(GIVEN EXERCISE) Report every line in the listing that contains the string "Second".

========================

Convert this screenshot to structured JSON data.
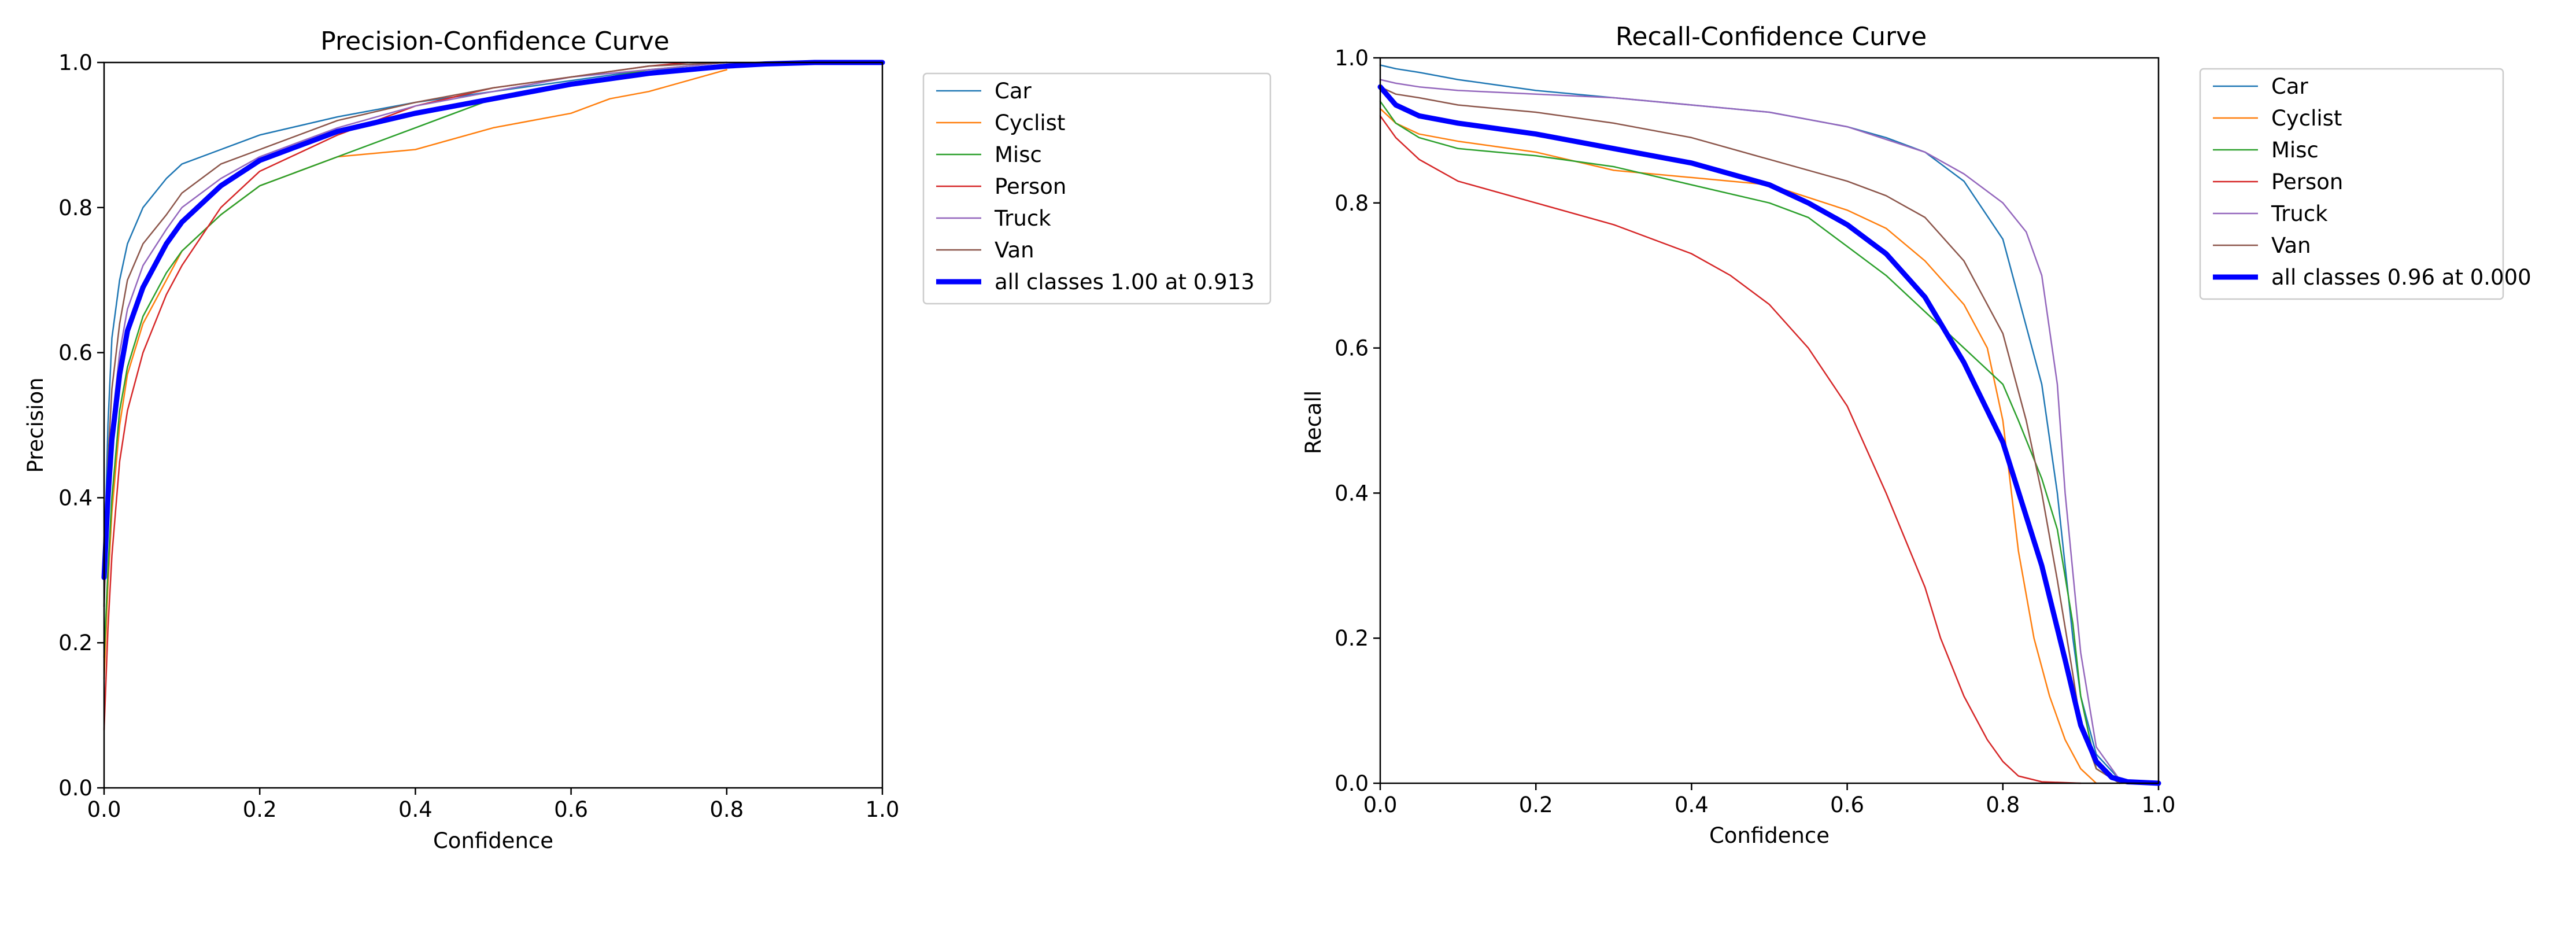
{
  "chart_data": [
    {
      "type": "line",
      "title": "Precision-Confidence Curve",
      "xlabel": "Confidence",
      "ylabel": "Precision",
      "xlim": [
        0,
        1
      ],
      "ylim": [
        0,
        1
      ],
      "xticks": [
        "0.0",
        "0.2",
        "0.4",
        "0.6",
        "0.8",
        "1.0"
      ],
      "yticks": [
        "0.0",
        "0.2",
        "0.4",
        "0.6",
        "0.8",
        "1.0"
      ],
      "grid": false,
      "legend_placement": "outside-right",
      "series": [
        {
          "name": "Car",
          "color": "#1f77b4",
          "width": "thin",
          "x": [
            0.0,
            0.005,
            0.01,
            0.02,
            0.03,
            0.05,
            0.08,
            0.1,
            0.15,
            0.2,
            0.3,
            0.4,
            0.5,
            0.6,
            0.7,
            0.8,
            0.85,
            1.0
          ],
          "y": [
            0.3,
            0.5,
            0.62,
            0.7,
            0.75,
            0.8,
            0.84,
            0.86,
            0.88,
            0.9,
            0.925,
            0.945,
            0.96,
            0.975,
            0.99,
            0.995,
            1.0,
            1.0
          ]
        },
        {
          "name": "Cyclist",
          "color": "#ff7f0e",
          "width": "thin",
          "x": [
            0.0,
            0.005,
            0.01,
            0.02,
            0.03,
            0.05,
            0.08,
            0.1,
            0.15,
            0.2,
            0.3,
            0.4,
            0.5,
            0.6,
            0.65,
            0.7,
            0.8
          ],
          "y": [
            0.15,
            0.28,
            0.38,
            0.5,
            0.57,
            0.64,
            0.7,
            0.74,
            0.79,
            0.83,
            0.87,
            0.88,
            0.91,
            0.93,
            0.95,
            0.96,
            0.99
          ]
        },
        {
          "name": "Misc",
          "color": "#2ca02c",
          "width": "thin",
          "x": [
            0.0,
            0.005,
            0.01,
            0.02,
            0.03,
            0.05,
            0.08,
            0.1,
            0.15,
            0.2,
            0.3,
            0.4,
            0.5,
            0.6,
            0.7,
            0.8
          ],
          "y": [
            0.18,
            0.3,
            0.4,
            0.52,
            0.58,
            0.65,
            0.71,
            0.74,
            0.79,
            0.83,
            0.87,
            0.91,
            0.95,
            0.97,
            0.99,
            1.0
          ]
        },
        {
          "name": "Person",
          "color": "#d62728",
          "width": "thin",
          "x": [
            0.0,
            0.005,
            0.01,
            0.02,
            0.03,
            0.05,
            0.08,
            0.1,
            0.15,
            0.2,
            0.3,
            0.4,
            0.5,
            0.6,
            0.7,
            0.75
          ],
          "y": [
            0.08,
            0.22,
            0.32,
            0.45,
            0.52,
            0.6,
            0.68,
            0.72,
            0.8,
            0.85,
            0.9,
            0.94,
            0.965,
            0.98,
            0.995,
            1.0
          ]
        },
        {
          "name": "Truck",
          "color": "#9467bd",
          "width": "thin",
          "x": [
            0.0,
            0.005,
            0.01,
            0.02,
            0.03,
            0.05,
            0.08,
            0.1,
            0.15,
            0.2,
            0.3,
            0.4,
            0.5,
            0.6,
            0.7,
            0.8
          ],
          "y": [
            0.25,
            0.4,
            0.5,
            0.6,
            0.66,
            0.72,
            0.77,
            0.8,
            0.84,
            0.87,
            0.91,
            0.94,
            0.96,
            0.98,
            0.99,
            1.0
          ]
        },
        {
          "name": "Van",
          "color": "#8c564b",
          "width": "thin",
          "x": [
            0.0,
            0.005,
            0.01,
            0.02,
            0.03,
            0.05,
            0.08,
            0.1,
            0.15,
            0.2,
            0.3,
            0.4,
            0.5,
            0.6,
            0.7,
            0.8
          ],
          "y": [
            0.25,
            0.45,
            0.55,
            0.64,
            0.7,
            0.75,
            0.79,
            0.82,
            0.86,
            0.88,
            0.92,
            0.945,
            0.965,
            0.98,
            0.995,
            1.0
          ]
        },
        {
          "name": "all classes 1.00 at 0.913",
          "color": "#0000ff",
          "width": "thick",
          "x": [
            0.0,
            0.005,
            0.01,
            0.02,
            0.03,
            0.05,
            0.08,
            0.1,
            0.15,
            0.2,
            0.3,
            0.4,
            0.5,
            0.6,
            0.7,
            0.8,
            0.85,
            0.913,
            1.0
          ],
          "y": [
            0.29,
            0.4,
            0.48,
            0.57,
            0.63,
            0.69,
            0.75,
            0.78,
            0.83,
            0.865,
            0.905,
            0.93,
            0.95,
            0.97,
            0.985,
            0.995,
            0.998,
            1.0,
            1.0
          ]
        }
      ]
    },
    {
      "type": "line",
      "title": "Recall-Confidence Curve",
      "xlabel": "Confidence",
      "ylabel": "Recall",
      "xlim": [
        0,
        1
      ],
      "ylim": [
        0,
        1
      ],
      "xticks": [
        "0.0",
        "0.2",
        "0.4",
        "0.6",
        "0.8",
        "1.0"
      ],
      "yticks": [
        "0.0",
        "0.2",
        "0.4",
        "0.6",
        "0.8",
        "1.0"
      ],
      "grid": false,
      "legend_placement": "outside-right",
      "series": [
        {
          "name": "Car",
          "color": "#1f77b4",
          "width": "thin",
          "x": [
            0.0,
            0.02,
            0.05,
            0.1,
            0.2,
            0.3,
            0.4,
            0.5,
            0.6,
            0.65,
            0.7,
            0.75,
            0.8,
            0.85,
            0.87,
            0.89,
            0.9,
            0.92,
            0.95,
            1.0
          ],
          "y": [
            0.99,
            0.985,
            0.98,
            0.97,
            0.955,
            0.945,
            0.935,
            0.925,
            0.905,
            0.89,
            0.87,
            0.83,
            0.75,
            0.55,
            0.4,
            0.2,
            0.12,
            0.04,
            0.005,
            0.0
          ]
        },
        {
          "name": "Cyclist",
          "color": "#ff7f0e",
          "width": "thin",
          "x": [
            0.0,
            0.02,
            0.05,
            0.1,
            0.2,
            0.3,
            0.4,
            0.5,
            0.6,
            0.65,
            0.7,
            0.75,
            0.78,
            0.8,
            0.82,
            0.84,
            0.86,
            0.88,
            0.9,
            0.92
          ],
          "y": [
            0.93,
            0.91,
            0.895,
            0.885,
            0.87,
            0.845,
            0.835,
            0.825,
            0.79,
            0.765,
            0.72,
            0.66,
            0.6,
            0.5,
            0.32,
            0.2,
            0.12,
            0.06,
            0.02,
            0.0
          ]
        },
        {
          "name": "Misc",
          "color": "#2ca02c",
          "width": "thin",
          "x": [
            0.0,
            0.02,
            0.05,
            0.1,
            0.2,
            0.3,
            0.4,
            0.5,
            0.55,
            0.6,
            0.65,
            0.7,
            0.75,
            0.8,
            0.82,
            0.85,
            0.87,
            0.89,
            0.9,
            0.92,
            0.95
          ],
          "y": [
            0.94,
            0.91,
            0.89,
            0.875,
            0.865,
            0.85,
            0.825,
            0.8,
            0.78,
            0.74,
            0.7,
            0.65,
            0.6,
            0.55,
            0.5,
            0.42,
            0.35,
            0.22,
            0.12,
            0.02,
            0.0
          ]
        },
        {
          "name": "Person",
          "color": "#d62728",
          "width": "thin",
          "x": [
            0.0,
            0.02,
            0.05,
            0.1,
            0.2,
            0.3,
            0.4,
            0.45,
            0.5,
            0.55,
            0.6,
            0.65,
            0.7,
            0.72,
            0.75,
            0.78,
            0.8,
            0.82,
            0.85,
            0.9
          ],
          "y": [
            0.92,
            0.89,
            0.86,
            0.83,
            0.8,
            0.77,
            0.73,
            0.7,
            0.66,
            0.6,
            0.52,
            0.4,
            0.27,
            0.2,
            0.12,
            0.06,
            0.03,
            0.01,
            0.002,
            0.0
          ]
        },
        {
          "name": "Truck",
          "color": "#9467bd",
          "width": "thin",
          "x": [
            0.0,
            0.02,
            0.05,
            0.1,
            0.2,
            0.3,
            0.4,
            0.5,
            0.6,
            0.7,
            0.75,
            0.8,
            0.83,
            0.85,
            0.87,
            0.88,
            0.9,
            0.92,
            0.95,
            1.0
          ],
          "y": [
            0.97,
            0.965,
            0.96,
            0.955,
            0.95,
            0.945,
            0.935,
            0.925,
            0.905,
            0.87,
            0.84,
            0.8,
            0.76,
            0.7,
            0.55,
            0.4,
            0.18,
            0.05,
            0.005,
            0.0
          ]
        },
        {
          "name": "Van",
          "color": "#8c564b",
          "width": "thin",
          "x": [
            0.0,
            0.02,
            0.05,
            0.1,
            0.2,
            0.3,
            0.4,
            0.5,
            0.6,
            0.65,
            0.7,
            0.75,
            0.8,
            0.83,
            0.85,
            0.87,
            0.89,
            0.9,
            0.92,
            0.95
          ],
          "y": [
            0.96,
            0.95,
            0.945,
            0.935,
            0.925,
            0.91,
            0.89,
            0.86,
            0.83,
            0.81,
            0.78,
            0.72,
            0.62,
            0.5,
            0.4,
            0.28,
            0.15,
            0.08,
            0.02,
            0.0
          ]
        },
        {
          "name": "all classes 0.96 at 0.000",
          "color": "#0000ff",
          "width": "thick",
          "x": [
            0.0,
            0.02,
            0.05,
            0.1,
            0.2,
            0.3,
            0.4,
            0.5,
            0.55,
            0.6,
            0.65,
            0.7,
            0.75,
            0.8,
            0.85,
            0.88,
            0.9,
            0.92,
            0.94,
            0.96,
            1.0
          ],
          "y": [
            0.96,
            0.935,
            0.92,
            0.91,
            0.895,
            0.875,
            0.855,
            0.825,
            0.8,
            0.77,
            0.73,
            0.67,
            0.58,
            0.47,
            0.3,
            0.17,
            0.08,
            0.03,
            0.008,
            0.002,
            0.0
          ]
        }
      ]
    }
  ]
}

========================

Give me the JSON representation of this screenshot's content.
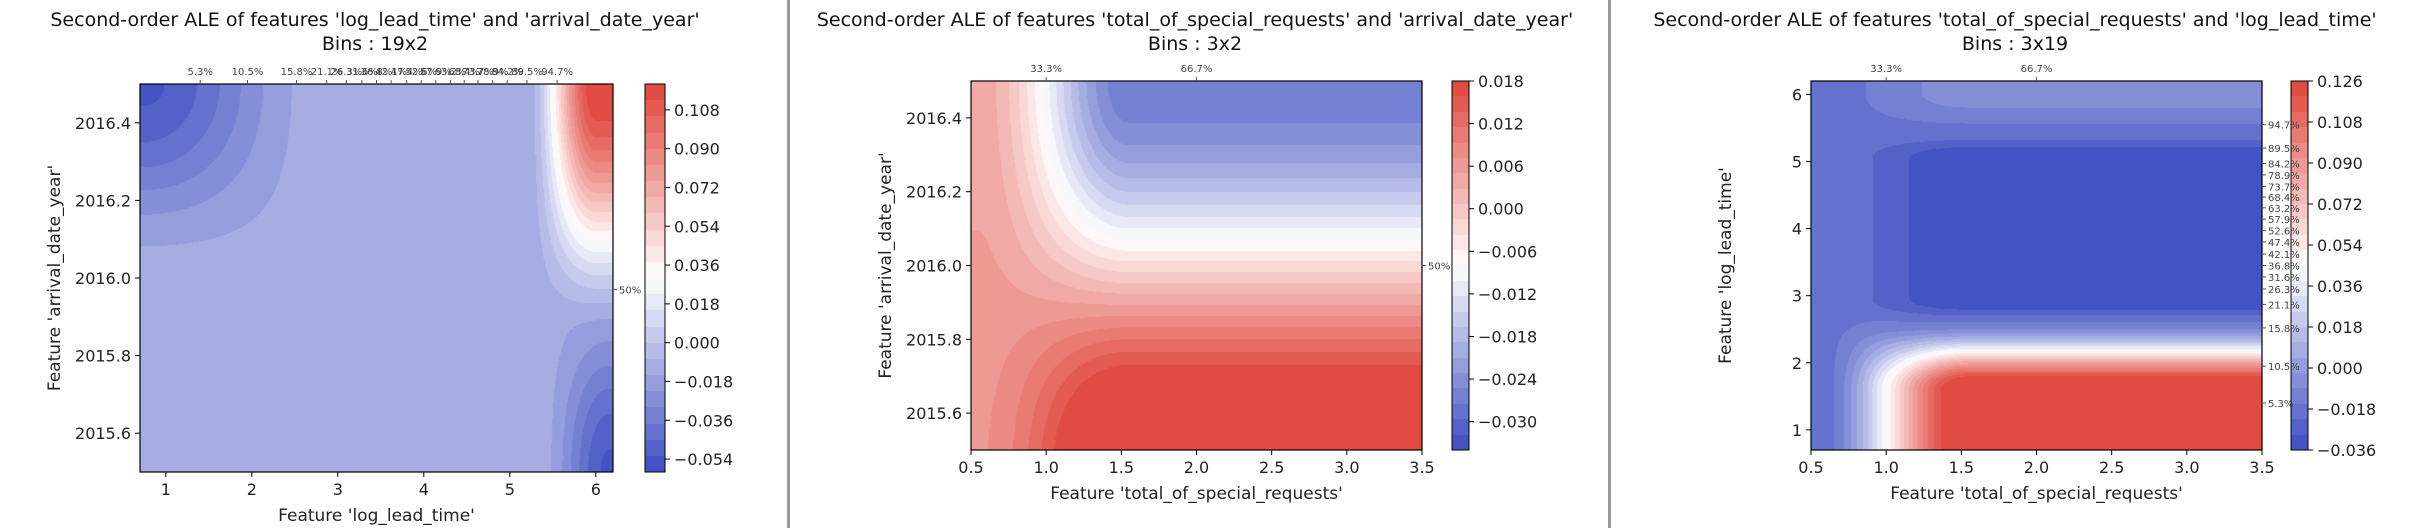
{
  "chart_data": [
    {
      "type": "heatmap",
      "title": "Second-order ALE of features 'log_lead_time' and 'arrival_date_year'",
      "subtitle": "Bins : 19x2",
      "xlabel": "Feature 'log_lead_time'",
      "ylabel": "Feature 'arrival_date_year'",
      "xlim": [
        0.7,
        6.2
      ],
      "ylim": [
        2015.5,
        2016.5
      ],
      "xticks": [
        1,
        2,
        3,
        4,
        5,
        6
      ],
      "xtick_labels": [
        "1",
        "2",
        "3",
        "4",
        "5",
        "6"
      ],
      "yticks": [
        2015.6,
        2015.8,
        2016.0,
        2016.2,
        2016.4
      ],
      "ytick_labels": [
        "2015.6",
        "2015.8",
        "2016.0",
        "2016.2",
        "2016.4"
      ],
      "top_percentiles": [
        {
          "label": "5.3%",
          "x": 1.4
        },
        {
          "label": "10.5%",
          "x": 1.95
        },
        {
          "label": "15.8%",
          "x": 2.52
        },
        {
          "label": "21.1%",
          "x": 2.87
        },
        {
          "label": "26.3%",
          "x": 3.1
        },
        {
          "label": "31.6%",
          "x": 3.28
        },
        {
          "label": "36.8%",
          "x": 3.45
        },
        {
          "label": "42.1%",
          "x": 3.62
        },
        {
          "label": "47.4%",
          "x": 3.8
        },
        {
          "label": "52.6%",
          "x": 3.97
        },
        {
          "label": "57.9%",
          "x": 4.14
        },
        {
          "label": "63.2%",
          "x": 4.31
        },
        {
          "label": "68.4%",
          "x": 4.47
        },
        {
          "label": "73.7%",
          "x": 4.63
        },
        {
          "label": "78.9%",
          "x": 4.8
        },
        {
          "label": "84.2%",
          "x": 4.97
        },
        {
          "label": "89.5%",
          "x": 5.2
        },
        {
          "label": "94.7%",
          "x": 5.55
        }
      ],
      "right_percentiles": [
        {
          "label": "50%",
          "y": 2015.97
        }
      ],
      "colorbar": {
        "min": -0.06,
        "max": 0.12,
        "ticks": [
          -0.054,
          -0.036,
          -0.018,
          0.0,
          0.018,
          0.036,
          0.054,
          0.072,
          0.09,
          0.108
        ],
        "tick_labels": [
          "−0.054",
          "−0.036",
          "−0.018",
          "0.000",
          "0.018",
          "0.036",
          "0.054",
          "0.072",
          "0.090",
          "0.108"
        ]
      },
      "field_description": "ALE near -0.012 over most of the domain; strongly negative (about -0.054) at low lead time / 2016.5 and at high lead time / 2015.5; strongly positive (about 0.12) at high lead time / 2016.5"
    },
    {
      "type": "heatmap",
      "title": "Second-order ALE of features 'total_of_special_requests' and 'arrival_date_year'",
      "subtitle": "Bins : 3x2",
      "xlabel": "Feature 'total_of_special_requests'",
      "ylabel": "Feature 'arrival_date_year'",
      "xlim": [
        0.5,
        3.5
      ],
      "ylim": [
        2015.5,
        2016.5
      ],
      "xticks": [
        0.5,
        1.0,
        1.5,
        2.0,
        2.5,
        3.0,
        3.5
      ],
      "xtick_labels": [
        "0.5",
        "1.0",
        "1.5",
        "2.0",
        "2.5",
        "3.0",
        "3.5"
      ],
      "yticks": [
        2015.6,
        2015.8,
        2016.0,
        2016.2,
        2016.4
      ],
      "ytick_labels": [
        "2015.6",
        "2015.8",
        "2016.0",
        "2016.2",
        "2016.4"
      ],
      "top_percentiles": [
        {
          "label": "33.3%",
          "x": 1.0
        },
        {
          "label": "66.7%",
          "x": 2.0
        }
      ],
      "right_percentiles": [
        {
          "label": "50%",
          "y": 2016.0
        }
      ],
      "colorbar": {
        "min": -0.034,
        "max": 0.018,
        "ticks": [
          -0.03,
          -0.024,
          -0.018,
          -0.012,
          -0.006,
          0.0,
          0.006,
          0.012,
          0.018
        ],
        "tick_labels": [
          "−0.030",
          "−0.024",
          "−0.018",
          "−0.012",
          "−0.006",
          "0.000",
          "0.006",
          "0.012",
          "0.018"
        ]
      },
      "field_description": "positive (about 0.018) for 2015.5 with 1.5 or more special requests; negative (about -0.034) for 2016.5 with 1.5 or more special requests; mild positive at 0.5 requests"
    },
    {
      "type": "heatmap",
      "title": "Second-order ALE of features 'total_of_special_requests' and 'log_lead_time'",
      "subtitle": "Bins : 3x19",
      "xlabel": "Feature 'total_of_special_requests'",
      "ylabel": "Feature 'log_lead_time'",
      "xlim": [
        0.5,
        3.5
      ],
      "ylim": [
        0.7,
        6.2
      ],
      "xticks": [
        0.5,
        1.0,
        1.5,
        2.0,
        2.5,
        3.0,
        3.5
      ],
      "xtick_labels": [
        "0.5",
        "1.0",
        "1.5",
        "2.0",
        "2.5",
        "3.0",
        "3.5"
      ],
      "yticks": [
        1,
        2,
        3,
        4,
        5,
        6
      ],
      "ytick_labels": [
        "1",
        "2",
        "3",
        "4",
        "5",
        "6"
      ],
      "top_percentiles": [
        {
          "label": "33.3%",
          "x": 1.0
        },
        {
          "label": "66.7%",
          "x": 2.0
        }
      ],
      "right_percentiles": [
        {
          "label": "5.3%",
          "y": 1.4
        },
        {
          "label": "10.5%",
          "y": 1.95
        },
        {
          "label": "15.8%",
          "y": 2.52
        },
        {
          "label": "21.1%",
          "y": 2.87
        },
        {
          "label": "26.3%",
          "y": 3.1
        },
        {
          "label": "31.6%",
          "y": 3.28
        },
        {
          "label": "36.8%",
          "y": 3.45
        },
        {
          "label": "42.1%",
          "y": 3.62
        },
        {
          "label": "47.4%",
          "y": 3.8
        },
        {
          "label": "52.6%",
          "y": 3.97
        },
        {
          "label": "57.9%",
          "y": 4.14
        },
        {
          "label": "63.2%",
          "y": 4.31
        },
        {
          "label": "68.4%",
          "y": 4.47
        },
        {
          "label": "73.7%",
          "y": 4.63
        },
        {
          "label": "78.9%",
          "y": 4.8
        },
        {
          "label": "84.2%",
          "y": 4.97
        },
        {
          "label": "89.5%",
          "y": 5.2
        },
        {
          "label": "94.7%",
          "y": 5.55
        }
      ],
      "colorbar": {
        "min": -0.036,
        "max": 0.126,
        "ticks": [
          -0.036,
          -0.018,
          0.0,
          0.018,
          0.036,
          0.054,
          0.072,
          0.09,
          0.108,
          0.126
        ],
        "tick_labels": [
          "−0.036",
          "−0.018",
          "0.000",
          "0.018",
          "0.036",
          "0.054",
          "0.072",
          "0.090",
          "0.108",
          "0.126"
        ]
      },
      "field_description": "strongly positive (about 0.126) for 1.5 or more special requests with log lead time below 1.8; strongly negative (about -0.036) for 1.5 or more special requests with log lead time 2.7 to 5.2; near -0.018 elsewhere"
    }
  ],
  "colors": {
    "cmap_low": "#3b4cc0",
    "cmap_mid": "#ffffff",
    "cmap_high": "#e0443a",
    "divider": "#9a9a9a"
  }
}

========================

(RESPONSE TO THIS TASK)
      "title": "Second-order ALE of features 'log_lead_time' and 'arrival_date_year'",
      "title": "Second-order ALE of features 'total_of_special_requests' and 'arrival_date_year'",
      "title": "Second-order ALE of features 'total_of_special_requests' and 'log_lead_time'",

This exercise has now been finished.